▶ EXERCISE DIRECTIONS:
Find every line in the records below that holds the word "from", and copy each one.

* start RECORDS SUPPLIED *

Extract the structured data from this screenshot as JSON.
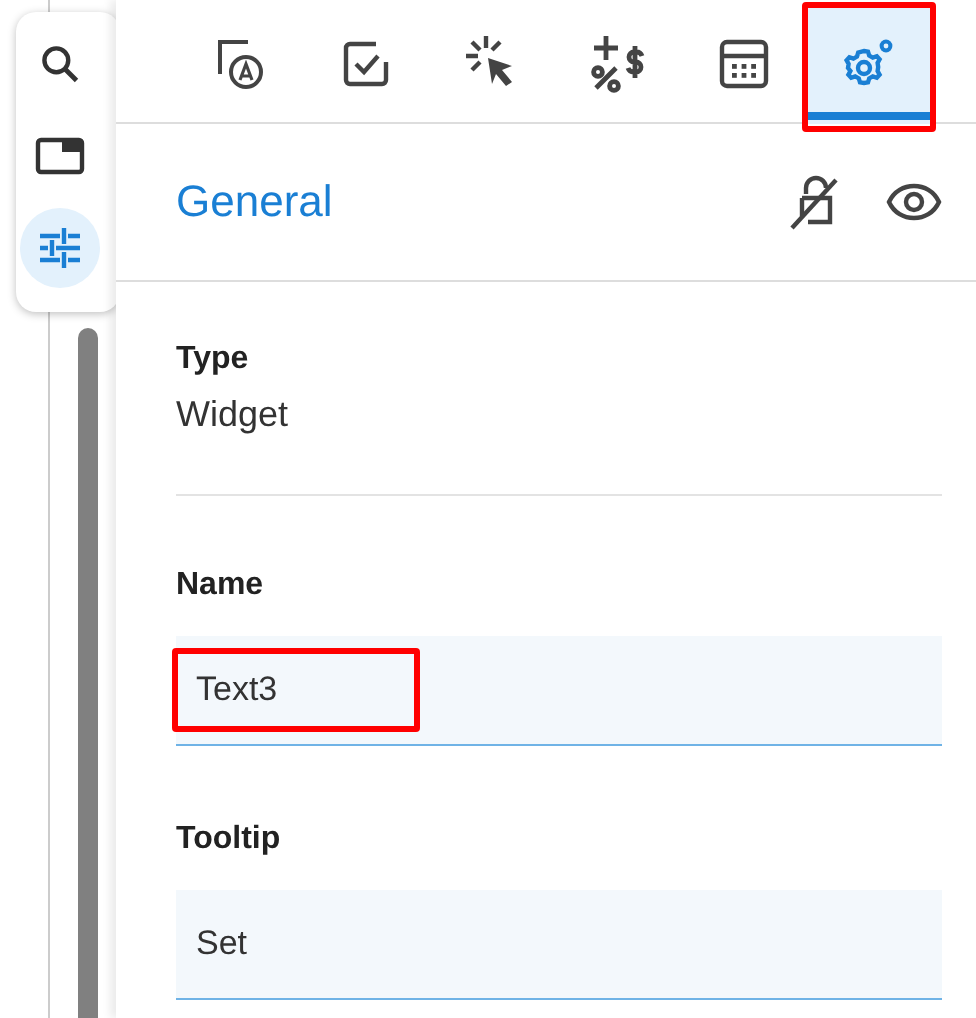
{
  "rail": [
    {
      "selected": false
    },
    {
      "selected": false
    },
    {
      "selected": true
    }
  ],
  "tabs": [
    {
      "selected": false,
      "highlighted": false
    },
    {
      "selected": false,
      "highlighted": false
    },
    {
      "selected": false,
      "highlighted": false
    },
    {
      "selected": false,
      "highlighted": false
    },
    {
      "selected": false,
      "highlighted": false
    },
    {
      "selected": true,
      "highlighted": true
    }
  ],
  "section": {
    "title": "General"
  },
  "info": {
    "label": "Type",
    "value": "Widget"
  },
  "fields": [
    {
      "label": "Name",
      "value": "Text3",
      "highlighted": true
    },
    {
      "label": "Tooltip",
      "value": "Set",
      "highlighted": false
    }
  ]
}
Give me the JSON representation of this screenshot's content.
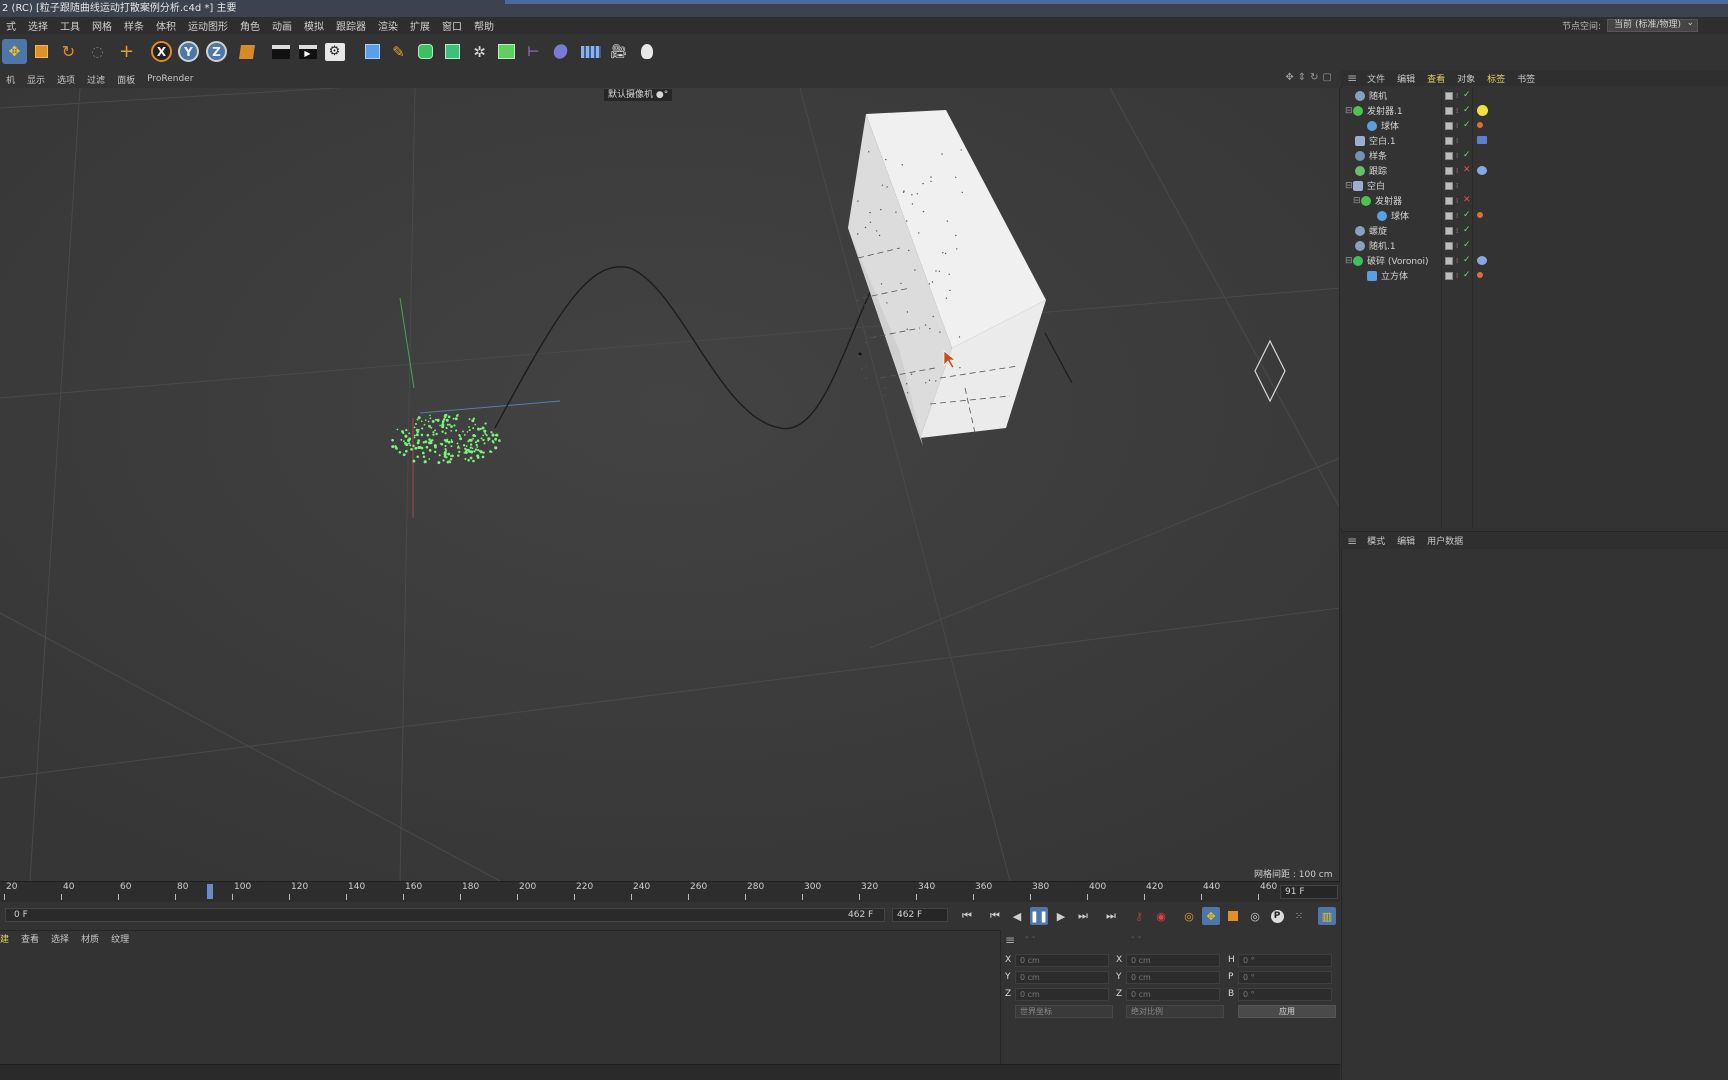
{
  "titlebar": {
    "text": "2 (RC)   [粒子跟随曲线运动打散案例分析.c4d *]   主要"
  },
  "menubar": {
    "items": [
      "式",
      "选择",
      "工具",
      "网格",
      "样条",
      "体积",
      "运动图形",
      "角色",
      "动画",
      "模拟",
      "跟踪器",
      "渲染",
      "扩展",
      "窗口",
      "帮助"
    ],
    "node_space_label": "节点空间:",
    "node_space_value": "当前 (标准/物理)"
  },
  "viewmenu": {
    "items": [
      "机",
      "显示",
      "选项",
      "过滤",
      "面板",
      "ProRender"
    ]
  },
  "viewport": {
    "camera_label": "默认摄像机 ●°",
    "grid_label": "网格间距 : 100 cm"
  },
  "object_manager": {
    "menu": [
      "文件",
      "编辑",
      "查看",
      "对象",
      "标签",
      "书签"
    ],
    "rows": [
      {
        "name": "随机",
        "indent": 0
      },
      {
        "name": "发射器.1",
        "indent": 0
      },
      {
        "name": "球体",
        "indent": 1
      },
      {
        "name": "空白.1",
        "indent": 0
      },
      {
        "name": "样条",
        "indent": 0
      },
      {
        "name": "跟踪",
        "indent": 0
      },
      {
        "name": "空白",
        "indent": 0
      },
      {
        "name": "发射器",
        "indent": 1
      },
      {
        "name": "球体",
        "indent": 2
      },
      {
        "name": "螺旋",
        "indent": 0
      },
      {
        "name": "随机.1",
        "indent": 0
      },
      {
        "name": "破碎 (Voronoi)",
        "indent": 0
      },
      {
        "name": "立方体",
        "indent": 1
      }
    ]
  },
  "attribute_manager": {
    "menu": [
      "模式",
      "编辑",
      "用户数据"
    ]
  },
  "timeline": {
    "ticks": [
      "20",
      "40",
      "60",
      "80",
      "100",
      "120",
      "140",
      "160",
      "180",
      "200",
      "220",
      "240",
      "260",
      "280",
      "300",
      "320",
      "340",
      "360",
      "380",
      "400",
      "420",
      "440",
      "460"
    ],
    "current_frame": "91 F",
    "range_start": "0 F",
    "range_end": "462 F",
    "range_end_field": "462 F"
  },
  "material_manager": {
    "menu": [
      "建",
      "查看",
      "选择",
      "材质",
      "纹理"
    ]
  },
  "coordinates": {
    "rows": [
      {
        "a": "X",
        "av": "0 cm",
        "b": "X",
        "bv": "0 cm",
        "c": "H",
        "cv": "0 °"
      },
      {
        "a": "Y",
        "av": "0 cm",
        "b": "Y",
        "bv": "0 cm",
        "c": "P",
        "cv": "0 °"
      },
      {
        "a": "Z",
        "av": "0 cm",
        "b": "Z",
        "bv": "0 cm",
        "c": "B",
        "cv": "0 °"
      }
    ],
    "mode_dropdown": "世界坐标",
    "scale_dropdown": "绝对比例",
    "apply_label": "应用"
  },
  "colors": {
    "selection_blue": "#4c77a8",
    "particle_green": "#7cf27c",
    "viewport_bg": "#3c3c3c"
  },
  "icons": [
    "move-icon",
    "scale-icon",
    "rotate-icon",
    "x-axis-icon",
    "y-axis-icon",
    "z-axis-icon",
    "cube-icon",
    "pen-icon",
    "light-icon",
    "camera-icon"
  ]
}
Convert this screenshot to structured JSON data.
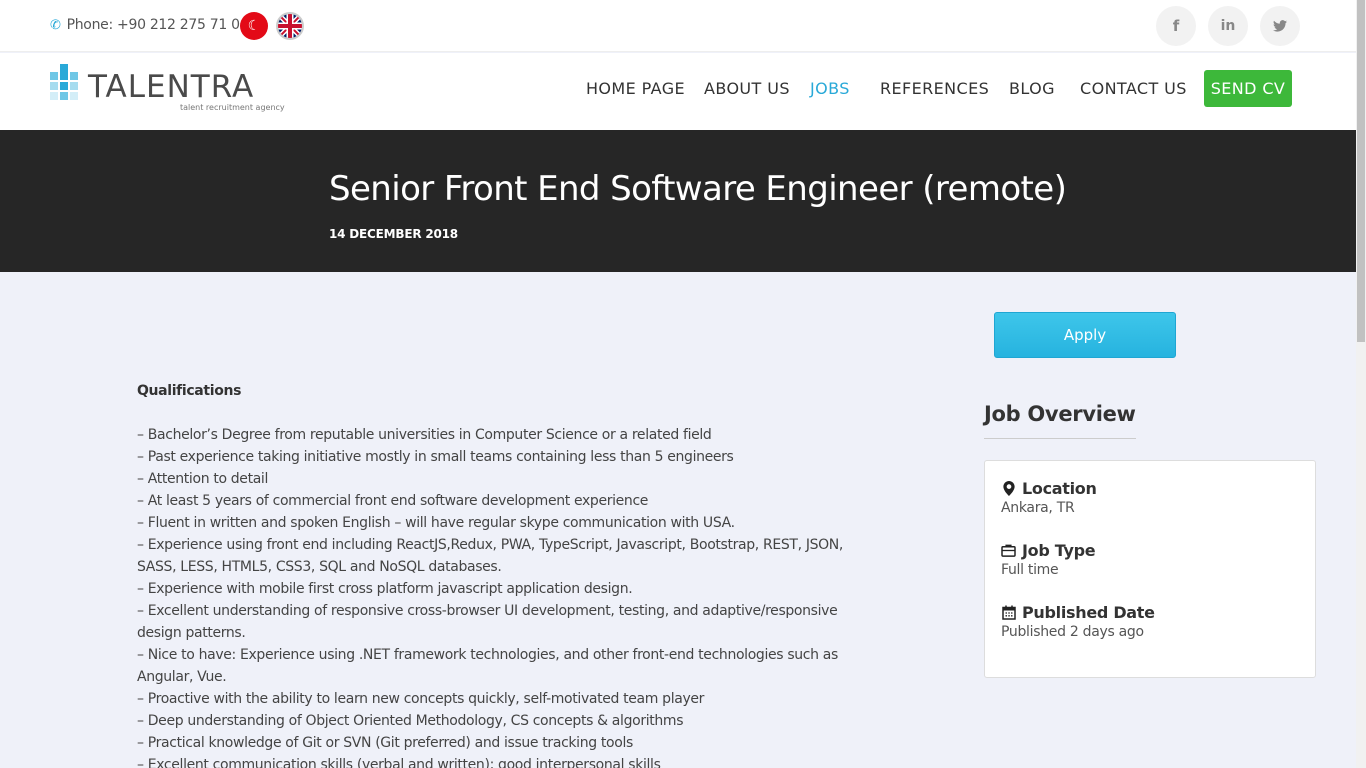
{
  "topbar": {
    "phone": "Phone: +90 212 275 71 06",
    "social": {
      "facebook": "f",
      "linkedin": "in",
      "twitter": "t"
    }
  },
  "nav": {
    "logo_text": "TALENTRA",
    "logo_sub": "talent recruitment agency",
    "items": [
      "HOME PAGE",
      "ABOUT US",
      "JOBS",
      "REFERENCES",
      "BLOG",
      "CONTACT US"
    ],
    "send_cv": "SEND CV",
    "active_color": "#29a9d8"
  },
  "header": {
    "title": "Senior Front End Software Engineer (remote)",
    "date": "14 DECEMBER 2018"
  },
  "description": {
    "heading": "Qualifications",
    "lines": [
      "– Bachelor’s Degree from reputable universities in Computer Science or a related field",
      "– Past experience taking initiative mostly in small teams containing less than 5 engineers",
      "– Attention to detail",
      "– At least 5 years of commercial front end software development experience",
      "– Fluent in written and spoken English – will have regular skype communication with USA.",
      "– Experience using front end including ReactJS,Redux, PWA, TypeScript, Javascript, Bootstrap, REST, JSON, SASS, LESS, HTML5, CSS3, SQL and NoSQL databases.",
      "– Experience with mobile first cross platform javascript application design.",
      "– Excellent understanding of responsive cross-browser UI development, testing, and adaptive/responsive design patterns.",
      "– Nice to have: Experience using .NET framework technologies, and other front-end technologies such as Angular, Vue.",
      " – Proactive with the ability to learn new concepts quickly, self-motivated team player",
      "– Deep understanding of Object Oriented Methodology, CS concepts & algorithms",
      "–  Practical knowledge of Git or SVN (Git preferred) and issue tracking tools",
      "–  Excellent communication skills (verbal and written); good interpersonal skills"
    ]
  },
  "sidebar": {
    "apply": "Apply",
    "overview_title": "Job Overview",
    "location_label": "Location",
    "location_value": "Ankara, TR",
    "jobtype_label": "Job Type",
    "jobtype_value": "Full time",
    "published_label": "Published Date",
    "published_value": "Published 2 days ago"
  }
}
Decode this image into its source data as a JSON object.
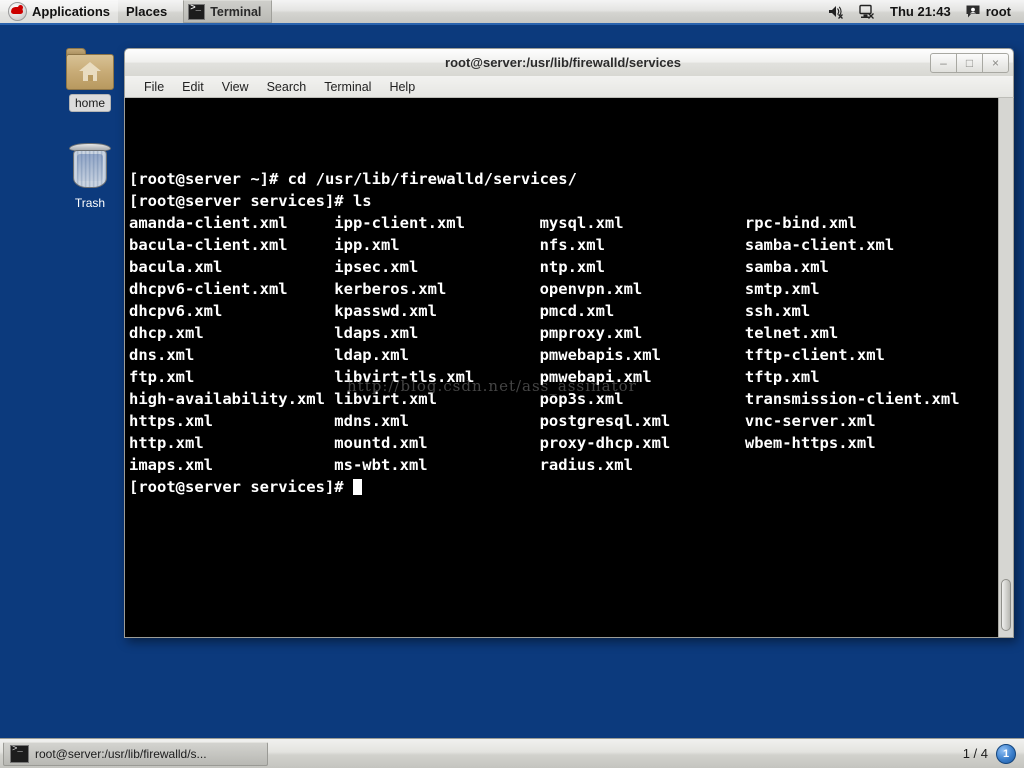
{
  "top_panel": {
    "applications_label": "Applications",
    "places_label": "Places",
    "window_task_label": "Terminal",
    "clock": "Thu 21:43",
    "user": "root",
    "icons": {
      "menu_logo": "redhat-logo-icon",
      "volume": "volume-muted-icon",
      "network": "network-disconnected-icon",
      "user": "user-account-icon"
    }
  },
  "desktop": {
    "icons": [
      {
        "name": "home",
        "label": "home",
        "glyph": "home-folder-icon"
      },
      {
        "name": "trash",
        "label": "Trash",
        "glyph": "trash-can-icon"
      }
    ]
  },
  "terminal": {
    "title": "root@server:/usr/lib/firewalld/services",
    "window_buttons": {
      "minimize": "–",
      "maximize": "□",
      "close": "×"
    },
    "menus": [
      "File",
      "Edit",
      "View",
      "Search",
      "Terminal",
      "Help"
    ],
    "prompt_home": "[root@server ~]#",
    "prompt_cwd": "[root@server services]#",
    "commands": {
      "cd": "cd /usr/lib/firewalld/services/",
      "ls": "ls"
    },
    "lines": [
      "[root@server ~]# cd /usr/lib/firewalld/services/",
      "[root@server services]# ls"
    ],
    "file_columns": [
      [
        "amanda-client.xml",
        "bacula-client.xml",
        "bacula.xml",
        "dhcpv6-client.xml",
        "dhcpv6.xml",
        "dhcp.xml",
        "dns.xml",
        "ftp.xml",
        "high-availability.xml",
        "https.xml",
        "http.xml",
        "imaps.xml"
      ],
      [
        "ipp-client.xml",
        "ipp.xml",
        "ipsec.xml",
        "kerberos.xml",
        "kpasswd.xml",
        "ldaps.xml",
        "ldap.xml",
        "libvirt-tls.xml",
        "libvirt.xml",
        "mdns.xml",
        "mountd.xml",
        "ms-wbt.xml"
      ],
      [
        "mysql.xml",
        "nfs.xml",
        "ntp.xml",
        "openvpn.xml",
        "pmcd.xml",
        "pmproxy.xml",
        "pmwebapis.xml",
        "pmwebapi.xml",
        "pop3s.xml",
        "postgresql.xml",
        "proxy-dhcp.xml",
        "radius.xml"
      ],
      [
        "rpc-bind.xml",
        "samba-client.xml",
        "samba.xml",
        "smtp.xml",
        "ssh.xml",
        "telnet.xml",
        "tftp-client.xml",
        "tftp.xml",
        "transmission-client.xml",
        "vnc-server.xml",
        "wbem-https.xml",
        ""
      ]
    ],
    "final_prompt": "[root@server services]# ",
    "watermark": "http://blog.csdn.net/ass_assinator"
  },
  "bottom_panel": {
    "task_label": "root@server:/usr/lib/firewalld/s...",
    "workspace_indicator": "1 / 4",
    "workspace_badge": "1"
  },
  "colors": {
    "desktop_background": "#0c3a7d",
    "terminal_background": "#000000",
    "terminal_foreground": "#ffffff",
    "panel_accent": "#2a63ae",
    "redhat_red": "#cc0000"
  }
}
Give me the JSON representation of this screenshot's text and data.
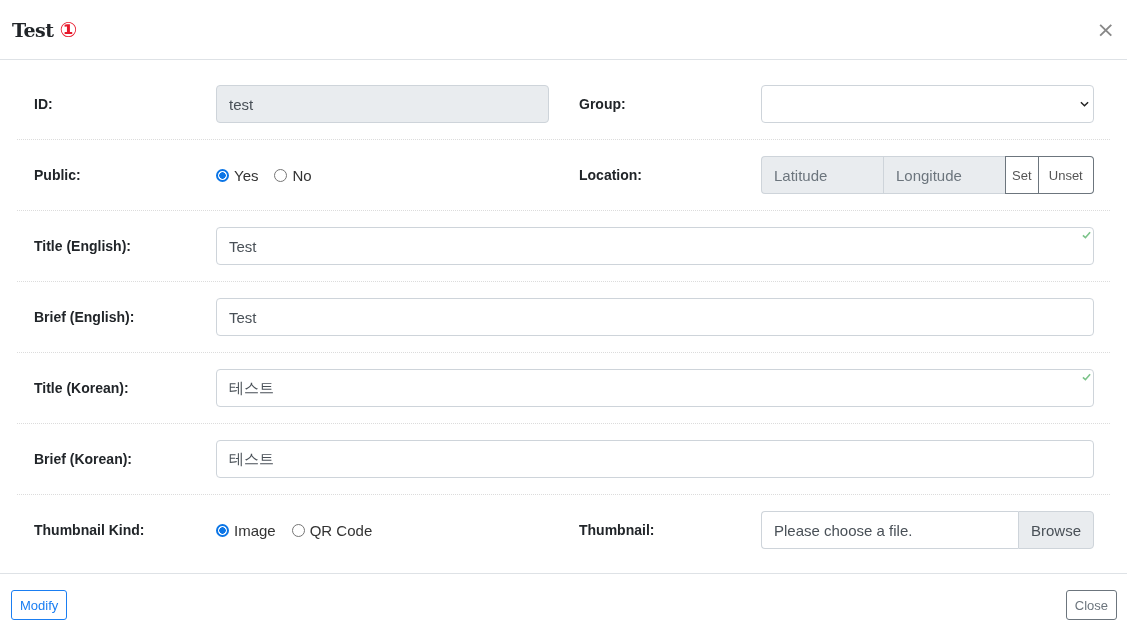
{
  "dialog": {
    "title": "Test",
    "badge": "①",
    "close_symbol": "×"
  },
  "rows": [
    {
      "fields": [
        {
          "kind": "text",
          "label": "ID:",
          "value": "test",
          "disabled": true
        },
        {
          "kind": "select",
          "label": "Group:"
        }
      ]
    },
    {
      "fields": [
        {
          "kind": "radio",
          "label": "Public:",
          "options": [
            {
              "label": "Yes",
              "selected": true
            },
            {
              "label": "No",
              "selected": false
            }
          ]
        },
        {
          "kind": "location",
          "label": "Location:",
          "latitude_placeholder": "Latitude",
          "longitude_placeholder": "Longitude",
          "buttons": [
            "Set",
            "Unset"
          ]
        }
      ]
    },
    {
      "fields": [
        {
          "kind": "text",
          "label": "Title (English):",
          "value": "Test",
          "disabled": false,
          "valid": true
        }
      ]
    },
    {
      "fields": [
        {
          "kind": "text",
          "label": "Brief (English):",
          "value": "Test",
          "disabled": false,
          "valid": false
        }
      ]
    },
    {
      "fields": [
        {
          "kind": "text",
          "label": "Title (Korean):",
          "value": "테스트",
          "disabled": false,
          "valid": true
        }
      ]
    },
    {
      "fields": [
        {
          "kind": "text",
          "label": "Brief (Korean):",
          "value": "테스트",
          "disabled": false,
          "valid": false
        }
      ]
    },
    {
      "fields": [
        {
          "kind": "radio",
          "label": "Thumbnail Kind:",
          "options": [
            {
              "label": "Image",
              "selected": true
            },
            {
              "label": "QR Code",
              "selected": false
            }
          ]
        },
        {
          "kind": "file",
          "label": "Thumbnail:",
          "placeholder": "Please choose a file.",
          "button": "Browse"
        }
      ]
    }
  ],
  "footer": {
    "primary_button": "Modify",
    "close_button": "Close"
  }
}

* end RECORDS SUPPLIED *

▶ REPLY TO THE EXERCISE:
Extract the structured data from this screenshot as JSON.
      "– Bachelor’s Degree from reputable universities in Computer Science or a related field",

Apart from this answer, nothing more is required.